Extracted data entries
=====
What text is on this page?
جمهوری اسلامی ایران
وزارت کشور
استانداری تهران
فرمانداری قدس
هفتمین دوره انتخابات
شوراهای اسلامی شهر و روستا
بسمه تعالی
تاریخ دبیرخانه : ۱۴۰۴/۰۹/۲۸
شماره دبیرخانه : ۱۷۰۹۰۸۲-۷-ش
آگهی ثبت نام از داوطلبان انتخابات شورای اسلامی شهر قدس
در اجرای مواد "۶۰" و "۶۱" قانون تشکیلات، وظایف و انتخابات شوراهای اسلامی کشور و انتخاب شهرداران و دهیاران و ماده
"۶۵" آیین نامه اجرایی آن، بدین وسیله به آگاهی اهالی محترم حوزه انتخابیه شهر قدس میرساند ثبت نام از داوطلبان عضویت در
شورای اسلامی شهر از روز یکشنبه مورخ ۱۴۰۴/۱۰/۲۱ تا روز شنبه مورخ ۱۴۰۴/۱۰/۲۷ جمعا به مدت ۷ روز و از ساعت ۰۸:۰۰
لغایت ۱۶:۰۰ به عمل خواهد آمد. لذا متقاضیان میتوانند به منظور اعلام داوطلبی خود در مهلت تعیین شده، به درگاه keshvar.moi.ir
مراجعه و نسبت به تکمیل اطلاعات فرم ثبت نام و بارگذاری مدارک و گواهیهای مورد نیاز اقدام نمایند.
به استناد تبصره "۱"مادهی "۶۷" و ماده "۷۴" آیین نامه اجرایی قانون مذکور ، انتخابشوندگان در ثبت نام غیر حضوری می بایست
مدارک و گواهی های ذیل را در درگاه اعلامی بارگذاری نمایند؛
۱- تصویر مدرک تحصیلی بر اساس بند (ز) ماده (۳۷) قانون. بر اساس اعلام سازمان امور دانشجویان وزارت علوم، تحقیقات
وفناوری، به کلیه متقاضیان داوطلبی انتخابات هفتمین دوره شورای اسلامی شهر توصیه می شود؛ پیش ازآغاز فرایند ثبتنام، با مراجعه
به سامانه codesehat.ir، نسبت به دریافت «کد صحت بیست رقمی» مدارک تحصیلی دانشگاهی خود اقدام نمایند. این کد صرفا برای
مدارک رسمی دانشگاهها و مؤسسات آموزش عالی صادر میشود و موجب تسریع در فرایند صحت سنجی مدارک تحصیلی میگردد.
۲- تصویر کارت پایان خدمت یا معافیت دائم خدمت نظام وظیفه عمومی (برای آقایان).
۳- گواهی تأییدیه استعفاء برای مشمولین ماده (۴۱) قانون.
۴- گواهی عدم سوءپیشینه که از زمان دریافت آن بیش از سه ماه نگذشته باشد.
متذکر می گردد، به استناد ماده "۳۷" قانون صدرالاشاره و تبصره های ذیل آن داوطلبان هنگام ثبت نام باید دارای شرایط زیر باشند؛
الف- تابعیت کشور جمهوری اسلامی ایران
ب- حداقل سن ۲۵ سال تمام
=====
Show every line where the string "اجرایی" appears.

"۶۵" آیین نامه اجرایی آن، بدین وسیله به آگاهی اهالی محترم حوزه انتخابیه شهر قدس میرساند ثبت نام از داوطلبان عضویت در
به استناد تبصره "۱"مادهی "۶۷" و ماده "۷۴" آیین نامه اجرایی قانون مذکور ، انتخابشوندگان در ثبت نام غیر حضوری می بایست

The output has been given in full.